■ **TASK SET**:
1. According to the passage on Spain's economy and foreign relations, which country is the only one with which Spain does not have diplomatic relations?
2. Continue the passage on Spain's economy and foreign relations from its last sentence.

■ **EXCERPTED PASSAGE**:
=== Begin Enclosure ===

Following peak growth years in the late 1980s, the Spanish economy entered into recession in mid-1992. The economy recovered during the first Aznar administration (1996-2000), driven by a return of consumer confidence and increased private consumption, although growth has slowed in recent years. Unemployment remains a problem at 10.5% (2004 est.), but this still represents a significant improvement from previous levels. Devaluations of the peseta during the 1990s made Spanish exports more competitive, but the strength of the euro since its adoption has raised recent concerns that Spanish exports are being priced out of the range of foreign buyers. However, this has been offset by the facilitation of trade among the euro nations.
Foreign Relations
After the return of democracy following the death of General Franco in 1975, Spain's foreign policy priorities were to break out of the diplomatic isolation of the Franco years and expand diplomatic relations, enter the European Community, and define security relations with the West.
As a member of NATO since 1982, Spain has established itself as a major participant in multilateral international security activities. Spain's EU membership represents an important part of its foreign policy. Even on many international issues beyond Western Europe, Spain prefers to coordinate its efforts with its EU partners through the European political cooperation mechanism.
With the normalisation of diplomatic relations with Israel and Albania in 1986, Spain virtually completed the process of universalising its diplomatic relations. The only country with which it now does not have diplomatic relations is North Korea.
Spain has maintained its special identification with Latin America. Its policy emphasises the concept of Hispanidad, a mixture of linguistic, religious, ethnic, cultural, and historical ties binding Spanish-speaking America to Spain. Spain has been an effective example of the transition from authoritarianism to democracy, as shown in the many trips that Spain's King and Prime Ministers have made to the region. Spain maintains economic and technical cooperation programs and cultural exchanges with Latin America, both bilaterally and within the EU.

=== End Enclosure ===

■ **RECORDED INFORMATION**:

=== Begin Enclosure ===

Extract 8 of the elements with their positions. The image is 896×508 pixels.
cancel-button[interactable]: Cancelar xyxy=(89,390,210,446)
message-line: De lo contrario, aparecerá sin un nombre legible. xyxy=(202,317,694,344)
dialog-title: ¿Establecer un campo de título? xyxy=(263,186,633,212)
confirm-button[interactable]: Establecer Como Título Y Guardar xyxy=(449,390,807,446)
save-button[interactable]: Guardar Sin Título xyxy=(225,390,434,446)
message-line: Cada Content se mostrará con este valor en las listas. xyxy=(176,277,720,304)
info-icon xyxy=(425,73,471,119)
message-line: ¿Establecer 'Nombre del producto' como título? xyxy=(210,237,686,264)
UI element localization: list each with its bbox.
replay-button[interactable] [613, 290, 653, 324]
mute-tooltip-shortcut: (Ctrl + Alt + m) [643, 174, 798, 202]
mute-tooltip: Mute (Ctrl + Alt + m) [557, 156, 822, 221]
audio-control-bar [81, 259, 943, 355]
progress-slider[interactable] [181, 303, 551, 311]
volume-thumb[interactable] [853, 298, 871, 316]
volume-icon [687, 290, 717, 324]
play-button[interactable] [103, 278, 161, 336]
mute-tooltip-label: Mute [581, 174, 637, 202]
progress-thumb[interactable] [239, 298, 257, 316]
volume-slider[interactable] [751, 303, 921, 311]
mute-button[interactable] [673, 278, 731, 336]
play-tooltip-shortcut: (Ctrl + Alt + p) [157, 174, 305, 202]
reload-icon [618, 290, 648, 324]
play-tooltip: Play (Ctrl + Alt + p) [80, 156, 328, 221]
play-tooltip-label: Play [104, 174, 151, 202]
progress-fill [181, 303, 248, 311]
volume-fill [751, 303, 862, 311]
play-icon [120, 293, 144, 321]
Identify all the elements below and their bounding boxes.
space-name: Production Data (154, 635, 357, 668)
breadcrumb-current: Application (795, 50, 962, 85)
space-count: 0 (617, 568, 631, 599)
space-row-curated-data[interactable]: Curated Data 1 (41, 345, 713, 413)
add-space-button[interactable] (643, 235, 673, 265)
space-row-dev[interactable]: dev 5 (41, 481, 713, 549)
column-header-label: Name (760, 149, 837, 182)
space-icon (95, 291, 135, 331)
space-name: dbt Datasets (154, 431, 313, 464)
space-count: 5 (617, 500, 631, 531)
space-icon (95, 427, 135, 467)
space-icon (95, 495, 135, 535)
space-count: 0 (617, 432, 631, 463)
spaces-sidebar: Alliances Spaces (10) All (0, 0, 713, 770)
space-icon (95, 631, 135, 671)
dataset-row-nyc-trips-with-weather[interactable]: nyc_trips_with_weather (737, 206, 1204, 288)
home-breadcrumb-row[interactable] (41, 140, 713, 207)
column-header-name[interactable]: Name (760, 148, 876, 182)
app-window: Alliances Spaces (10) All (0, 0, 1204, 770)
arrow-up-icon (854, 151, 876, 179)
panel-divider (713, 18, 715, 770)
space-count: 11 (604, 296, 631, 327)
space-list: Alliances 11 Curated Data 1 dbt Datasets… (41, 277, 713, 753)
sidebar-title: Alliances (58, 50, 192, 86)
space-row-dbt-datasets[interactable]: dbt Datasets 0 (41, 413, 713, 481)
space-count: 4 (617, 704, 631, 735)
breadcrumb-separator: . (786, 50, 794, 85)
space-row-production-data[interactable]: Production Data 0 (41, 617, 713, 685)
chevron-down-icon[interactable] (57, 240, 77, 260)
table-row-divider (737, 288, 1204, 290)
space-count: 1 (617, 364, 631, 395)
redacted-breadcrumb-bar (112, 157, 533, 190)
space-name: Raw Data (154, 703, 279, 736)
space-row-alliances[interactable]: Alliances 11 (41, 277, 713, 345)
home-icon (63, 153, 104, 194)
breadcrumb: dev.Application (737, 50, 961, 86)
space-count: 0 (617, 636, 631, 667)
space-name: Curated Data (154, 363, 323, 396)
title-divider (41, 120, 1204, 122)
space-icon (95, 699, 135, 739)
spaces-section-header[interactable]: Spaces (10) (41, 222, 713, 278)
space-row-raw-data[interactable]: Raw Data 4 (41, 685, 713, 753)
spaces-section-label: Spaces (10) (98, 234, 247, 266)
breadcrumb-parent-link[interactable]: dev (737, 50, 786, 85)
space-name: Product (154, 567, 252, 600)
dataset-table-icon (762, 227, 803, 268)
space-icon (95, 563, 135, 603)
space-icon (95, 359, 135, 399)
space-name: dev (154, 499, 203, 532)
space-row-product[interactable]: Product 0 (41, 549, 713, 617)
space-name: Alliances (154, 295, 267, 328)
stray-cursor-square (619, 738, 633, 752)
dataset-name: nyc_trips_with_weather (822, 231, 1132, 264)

=== End Enclosure ===

■ **RESPONSES FOR EACH TASK**:
1. North Korea.

2.
Spain also continues to focus attention on North Africa, especially in Morocco. This concern is dictated by geographic proximity and long historical contacts, as well as by the two Spanish enclave cities of Ceuta and Melilla on the northern coast of Africa. While Spain's departure from its former colony of Western Sahara ended direct Spanish participation in Morocco, it maintains an interest in the peaceful resolution of the conflict brought about thereby decolonisation. These issues were highlighted by a crisis in 2002 when Spanish forces evicted a small contingent of Moroccans from a tiny islet off Morocco's coast following that nation's attempt to assert sovereignty over the island.
Meanwhile, Spain has gradually begun to broaden its contacts with Sub-Saharan Africa. It has a particular interest in its former colony of Equatorial Guinea, where it maintains a large aid program.
In relations with the Arab world, Spain has sought to promote European-Mediterranean dialogue. Spain strongly supports the EU's "Barcelona Process" which seeks to expand dialogue and trade between Europe and the nations of North Africa and the Middle East, including Israel.
Spain has been successful in managing its relations with its two European neighbours, France and Portugal. The accession of Spain and Portugal to the EU has helped ease some of their periodic trade frictions by putting these into an EU context. Franco-Spanish bilateral cooperation is enhanced by joint action against Basque ETA terrorism. Ties with the United Kingdom are generally good, although the question of Gibraltar remains a sensitive issue.